Shhh...

Quizá sólo una vez fuiste silencio,

silencio de dormidas multitudes,

cuando como una ráfaga sacudes

el alma que devota arranca un beso.



Lola frunce el ceño en su rincón, "¿Poemitas a estas alturas?" No, Lola, es algo que escribí de adolescente y ahora he recordado, por el silencio que escucho en mi nueva habitación, estupendo para grabar nuestros libros.

Antes sí escribía poesía. Ahora ya no, se me ha olvidado. Cuando tenía ocho años escribí una poesía en la que todo rimaba con -ina y -arte, y otra en la que prometía a mi amor infantil subir al Sol a buscarle aunque me quemase en el intento. Era muy romántica de niña.

Esta del silencio surgió una noche del verano de mis dieciséis, cuando entre la multitud, un silencio resonó más alto que la música de la orquesta. Es curioso lo silenciosa que puede resultar la pasión, la más ardiente, la más inquieta... esa pasión es un enorme silencio. Qué divertido era tener una década y poco y contener la pasión en un suspiro, hasta que un beso te devolvía al mundo de los mortales.

No sé por qué el silencio de esta noche me ha llevado a las pasiones y los besos de entonces, cuando todo era nuevo, cuando nada tenía miedo, cuando nadie tenía sentido. Pero ahí estoy, pensando cuántas veces me mordí los labios para no gritar, cuantas veces me ahogué, como dice Córtazar, en un breve y terrible absober simultanéo del aliento, cuántas veces, como star crossed lovers de Cinema Paradiso, me confundí con las sombras para susurrar "te deseo".

## REGISTROS:
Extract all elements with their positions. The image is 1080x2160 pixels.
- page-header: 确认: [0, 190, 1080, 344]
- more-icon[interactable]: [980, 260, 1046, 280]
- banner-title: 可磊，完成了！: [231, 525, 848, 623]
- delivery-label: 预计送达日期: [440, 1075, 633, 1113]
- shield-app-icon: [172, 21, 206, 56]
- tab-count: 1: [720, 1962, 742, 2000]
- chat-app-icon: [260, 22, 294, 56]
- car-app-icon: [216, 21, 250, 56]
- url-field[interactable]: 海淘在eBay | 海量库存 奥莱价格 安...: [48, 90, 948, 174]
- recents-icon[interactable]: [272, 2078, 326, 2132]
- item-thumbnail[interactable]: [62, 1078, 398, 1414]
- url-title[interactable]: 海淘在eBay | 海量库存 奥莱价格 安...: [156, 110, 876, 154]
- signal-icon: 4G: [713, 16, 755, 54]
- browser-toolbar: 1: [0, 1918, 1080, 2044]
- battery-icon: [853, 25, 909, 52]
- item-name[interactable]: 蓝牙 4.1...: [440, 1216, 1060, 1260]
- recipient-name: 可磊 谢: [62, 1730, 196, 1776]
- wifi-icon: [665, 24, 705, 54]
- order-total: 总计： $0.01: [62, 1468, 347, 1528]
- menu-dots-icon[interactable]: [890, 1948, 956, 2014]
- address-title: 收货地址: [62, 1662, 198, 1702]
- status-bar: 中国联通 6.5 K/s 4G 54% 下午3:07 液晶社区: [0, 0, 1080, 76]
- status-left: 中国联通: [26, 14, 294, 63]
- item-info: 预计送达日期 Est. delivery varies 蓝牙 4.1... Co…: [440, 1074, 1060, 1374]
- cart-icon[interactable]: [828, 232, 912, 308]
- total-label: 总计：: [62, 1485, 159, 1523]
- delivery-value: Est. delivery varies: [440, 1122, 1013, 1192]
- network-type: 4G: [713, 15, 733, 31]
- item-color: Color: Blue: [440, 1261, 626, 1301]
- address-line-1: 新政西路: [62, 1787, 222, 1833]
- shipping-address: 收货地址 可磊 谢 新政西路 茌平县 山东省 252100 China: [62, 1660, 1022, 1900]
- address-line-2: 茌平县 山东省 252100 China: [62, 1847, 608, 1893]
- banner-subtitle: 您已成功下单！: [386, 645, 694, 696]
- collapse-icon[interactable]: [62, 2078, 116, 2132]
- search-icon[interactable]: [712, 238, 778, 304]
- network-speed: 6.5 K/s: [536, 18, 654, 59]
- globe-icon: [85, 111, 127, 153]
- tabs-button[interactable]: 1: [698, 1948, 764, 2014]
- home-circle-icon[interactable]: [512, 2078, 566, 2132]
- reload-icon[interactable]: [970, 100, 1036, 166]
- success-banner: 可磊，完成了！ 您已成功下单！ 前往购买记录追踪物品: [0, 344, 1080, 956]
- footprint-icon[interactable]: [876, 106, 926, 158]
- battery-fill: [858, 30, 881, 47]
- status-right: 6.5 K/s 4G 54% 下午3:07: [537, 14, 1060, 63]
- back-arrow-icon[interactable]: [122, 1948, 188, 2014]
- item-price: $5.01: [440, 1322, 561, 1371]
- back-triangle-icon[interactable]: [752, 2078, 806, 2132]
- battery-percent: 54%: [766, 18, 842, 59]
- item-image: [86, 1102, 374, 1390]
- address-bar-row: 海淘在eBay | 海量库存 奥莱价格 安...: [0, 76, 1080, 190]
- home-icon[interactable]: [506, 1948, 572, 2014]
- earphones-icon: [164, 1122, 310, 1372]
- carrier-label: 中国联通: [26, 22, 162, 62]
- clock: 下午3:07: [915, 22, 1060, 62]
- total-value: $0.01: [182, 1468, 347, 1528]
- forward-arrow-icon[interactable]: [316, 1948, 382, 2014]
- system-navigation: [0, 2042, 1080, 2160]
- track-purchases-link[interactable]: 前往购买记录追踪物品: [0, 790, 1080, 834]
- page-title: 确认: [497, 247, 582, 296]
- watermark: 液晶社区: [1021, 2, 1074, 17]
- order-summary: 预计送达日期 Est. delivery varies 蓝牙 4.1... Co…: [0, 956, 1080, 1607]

## ACCIONES REQUERIDAS:
1. Transcribe del texto sobre el silencio el tramo que va desde "Lola frunce el" hasta "romántica de niña.".
2. Traduce al inglés esta oración del texto sobre el silencio: "Es curioso lo silenciosa que puede resultar la pasión, la más ardiente, la más inquieta... esa pasión es un enorme silencio."

## LISTA DE RESPUESTAS:
1.
Lola frunce el ceño en su rincón, "¿Poemitas a estas alturas?" No, Lola, es algo que escribí de adolescente y ahora he recordado, por el silencio que escucho en mi nueva habitación, estupendo para grabar nuestros libros.

Antes sí escribía poesía. Ahora ya no, se me ha olvidado. Cuando tenía ocho años escribí una poesía en la que todo rimaba con -ina y -arte, y otra en la que prometía a mi amor infantil subir al Sol a buscarle aunque me quemase en el intento. Era muy romántica de niña.

2. It is curious how silent passion can turn out to be, the most ardent, the most restless... that passion is an enormous silence.